** Begin Given entries **

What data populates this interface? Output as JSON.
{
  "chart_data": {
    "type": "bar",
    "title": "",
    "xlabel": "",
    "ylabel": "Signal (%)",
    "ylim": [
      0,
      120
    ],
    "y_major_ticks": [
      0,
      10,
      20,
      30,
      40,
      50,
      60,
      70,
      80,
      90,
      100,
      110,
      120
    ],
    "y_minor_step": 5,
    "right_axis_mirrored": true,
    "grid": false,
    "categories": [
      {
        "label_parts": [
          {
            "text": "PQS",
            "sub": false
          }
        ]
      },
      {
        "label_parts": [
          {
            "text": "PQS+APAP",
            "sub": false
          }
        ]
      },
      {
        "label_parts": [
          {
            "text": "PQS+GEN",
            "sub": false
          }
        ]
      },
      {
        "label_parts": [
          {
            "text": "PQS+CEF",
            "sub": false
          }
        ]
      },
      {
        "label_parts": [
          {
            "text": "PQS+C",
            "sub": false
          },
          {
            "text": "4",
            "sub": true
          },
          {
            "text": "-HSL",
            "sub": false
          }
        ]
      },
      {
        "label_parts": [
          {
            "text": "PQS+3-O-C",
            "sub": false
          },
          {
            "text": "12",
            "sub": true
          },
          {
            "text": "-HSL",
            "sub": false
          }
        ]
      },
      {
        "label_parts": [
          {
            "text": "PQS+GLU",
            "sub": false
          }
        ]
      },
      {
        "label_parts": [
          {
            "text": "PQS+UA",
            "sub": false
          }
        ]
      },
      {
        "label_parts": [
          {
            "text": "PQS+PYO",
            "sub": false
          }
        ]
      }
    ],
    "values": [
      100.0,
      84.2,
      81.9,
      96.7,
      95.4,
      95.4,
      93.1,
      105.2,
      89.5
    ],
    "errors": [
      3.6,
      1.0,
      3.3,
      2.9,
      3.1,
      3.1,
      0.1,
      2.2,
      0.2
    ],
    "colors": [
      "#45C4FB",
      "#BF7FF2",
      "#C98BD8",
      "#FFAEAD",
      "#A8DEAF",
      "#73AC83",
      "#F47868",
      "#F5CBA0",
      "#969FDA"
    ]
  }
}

** End Given entries **

Set problem: Reproduce the records word for word.

Reply to the exercise:
What data populates this interface? Output as JSON.
{
  "chart_data": {
    "type": "bar",
    "title": "",
    "xlabel": "",
    "ylabel": "Signal (%)",
    "ylim": [
      0,
      120
    ],
    "y_major_ticks": [
      0,
      10,
      20,
      30,
      40,
      50,
      60,
      70,
      80,
      90,
      100,
      110,
      120
    ],
    "y_minor_step": 5,
    "right_axis_mirrored": true,
    "grid": false,
    "categories": [
      {
        "label_parts": [
          {
            "text": "PQS",
            "sub": false
          }
        ]
      },
      {
        "label_parts": [
          {
            "text": "PQS+APAP",
            "sub": false
          }
        ]
      },
      {
        "label_parts": [
          {
            "text": "PQS+GEN",
            "sub": false
          }
        ]
      },
      {
        "label_parts": [
          {
            "text": "PQS+CEF",
            "sub": false
          }
        ]
      },
      {
        "label_parts": [
          {
            "text": "PQS+C",
            "sub": false
          },
          {
            "text": "4",
            "sub": true
          },
          {
            "text": "-HSL",
            "sub": false
          }
        ]
      },
      {
        "label_parts": [
          {
            "text": "PQS+3-O-C",
            "sub": false
          },
          {
            "text": "12",
            "sub": true
          },
          {
            "text": "-HSL",
            "sub": false
          }
        ]
      },
      {
        "label_parts": [
          {
            "text": "PQS+GLU",
            "sub": false
          }
        ]
      },
      {
        "label_parts": [
          {
            "text": "PQS+UA",
            "sub": false
          }
        ]
      },
      {
        "label_parts": [
          {
            "text": "PQS+PYO",
            "sub": false
          }
        ]
      }
    ],
    "values": [
      100.0,
      84.2,
      81.9,
      96.7,
      95.4,
      95.4,
      93.1,
      105.2,
      89.5
    ],
    "errors": [
      3.6,
      1.0,
      3.3,
      2.9,
      3.1,
      3.1,
      0.1,
      2.2,
      0.2
    ],
    "colors": [
      "#45C4FB",
      "#BF7FF2",
      "#C98BD8",
      "#FFAEAD",
      "#A8DEAF",
      "#73AC83",
      "#F47868",
      "#F5CBA0",
      "#969FDA"
    ]
  }
}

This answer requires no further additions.